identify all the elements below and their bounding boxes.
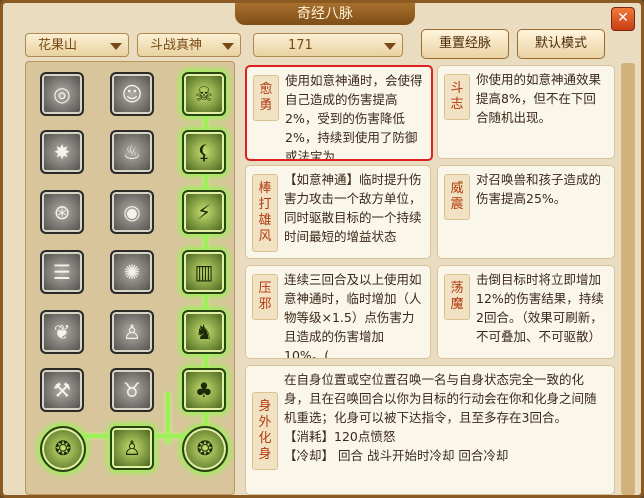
skill-description: 连续三回合及以上使用如意神通时，临时增加（人物等级×1.5）点伤害力且造成的伤害…: [284, 272, 422, 359]
heart-swirl-icon: ❦: [53, 320, 71, 344]
skill-description: 【如意神通】临时提升伤害力攻击一个敌方单位，同时驱散目标的一个持续时间最短的增益…: [284, 172, 422, 244]
pig-icon: ♨: [123, 140, 141, 164]
skill-card[interactable]: 威震 对召唤兽和孩子造成的伤害提高25%。: [437, 165, 615, 259]
skill-card-selected[interactable]: 愈勇 使用如意神通时，会使得自己造成的伤害提高2%，受到的伤害降低2%，持续到使…: [245, 65, 433, 161]
seal-center-icon: ♙: [123, 436, 141, 460]
staff-strike-icon: ⚡: [196, 200, 212, 224]
skill-name: 压邪: [252, 274, 278, 320]
node-pose[interactable]: ♞: [182, 310, 226, 354]
skill-description: 你使用的如意神通效果提高8%，但不在下回合随机出现。: [476, 72, 602, 125]
head-swirl-icon: ⊛: [53, 200, 71, 224]
skill-card[interactable]: 荡魔 击倒目标时将立即增加12%的伤害结果，持续2回合。（效果可刷新，不可叠加、…: [437, 265, 615, 359]
skill-card[interactable]: 棒打雄风 【如意神通】临时提升伤害力攻击一个敌方单位，同时驱散目标的一个持续时间…: [245, 165, 431, 259]
node-monkey-face[interactable]: ☺: [110, 72, 154, 116]
node-head-swirl[interactable]: ⊛: [40, 190, 84, 234]
skill-description: 对召唤兽和孩子造成的伤害提高25%。: [476, 172, 602, 206]
node-hammer[interactable]: ⚒: [40, 368, 84, 412]
scrollbar[interactable]: [621, 63, 635, 495]
style-dropdown[interactable]: 斗战真神: [137, 33, 241, 57]
close-icon[interactable]: ✕: [611, 7, 635, 31]
beast-icon: ♉: [123, 378, 141, 402]
skull-icon: ☠: [195, 82, 213, 106]
meridian-window: 奇经八脉 ✕ 花果山 斗战真神 171 重置经脉 默认模式 ◎ ☺ ☠ ✸ ♨ …: [0, 0, 644, 498]
seal-right-icon: ❂: [196, 436, 214, 460]
pillar-icon: ▥: [194, 260, 214, 284]
default-mode-button[interactable]: 默认模式: [517, 29, 605, 59]
monkey-face-icon: ☺: [121, 82, 143, 106]
node-tree[interactable]: ♣: [182, 368, 226, 412]
skill-name: 身外化身: [252, 392, 278, 470]
window-title: 奇经八脉: [235, 3, 415, 25]
reset-meridian-button[interactable]: 重置经脉: [421, 29, 509, 59]
node-vortex[interactable]: ◎: [40, 72, 84, 116]
skill-cost: 【消耗】120点愤怒: [284, 429, 396, 444]
skill-name: 威震: [444, 174, 470, 220]
node-pig[interactable]: ♨: [110, 130, 154, 174]
node-seal-center[interactable]: ♙: [110, 426, 154, 470]
hammer-icon: ⚒: [53, 378, 71, 402]
spiral-icon: ✺: [123, 260, 141, 284]
node-beast[interactable]: ♉: [110, 368, 154, 412]
skill-name: 斗志: [444, 74, 470, 120]
points-dropdown[interactable]: 171: [253, 33, 403, 57]
node-figure[interactable]: ♙: [110, 310, 154, 354]
figure-icon: ♙: [123, 320, 141, 344]
node-staff-strike[interactable]: ⚡: [182, 190, 226, 234]
pose-icon: ♞: [195, 320, 213, 344]
tree-icon: ♣: [195, 378, 213, 402]
node-seal-left[interactable]: ❂: [40, 426, 86, 472]
school-dropdown-value: 花果山: [38, 38, 78, 53]
skill-description: 在自身位置或空位置召唤一名与自身状态完全一致的化身，且在召唤回合以你为目标的行动…: [284, 370, 606, 465]
chevron-down-icon: [384, 43, 396, 50]
skill-effect-text: 在自身位置或空位置召唤一名与自身状态完全一致的化身，且在召唤回合以你为目标的行动…: [284, 372, 597, 425]
node-spiral[interactable]: ✺: [110, 250, 154, 294]
eye-icon: ◉: [123, 200, 141, 224]
skill-card[interactable]: 压邪 连续三回合及以上使用如意神通时，临时增加（人物等级×1.5）点伤害力且造成…: [245, 265, 431, 359]
points-dropdown-value: 171: [288, 38, 313, 53]
chevron-down-icon: [110, 43, 122, 50]
node-steps[interactable]: ☰: [40, 250, 84, 294]
seal-left-icon: ❂: [54, 436, 72, 460]
meridian-tree-panel: ◎ ☺ ☠ ✸ ♨ ⚸ ⊛ ◉ ⚡ ☰ ✺ ▥ ❦ ♙ ♞ ⚒ ♉ ♣ ❂ ♙ …: [25, 61, 235, 495]
skill-card[interactable]: 斗志 你使用的如意神通效果提高8%，但不在下回合随机出现。: [437, 65, 615, 159]
node-claw[interactable]: ⚸: [182, 130, 226, 174]
node-seal-right[interactable]: ❂: [182, 426, 228, 472]
school-dropdown[interactable]: 花果山: [25, 33, 129, 57]
style-dropdown-value: 斗战真神: [150, 38, 203, 53]
claw-icon: ⚸: [196, 140, 212, 164]
node-pillar[interactable]: ▥: [182, 250, 226, 294]
node-heart-swirl[interactable]: ❦: [40, 310, 84, 354]
skill-description: 击倒目标时将立即增加12%的伤害结果，持续2回合。（效果可刷新，不可叠加、不可驱…: [476, 272, 604, 344]
steps-icon: ☰: [53, 260, 71, 284]
skill-cooldown: 【冷却】 回合 战斗开始时冷却 回合冷却: [284, 448, 509, 463]
skill-card-ultimate[interactable]: 身外化身 在自身位置或空位置召唤一名与自身状态完全一致的化身，且在召唤回合以你为…: [245, 365, 615, 495]
burst-icon: ✸: [53, 140, 71, 164]
skill-name: 愈勇: [253, 75, 279, 121]
skill-description: 使用如意神通时，会使得自己造成的伤害提高2%，受到的伤害降低2%，持续到使用了防…: [285, 73, 423, 161]
skill-name: 荡魔: [444, 274, 470, 320]
node-skull[interactable]: ☠: [182, 72, 226, 116]
skill-name: 棒打雄风: [252, 174, 278, 252]
node-eye[interactable]: ◉: [110, 190, 154, 234]
chevron-down-icon: [222, 43, 234, 50]
vortex-icon: ◎: [53, 82, 71, 106]
node-burst[interactable]: ✸: [40, 130, 84, 174]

§

> _Exercise prompt_
In the data, take the part that opens with the line containing "272, 422, 359]" and closes with the line containing "pig-icon: ♨: [123, 140, 141, 164]". Write out only those lines, with "skill-text" substituted for "skill-description" and nothing else changed.

> _Expected output_
skill-text: 连续三回合及以上使用如意神通时，临时增加（人物等级×1.5）点伤害力且造成的伤害…: [284, 272, 422, 359]
heart-swirl-icon: ❦: [53, 320, 71, 344]
skill-text: 【如意神通】临时提升伤害力攻击一个敌方单位，同时驱散目标的一个持续时间最短的增益…: [284, 172, 422, 244]
pig-icon: ♨: [123, 140, 141, 164]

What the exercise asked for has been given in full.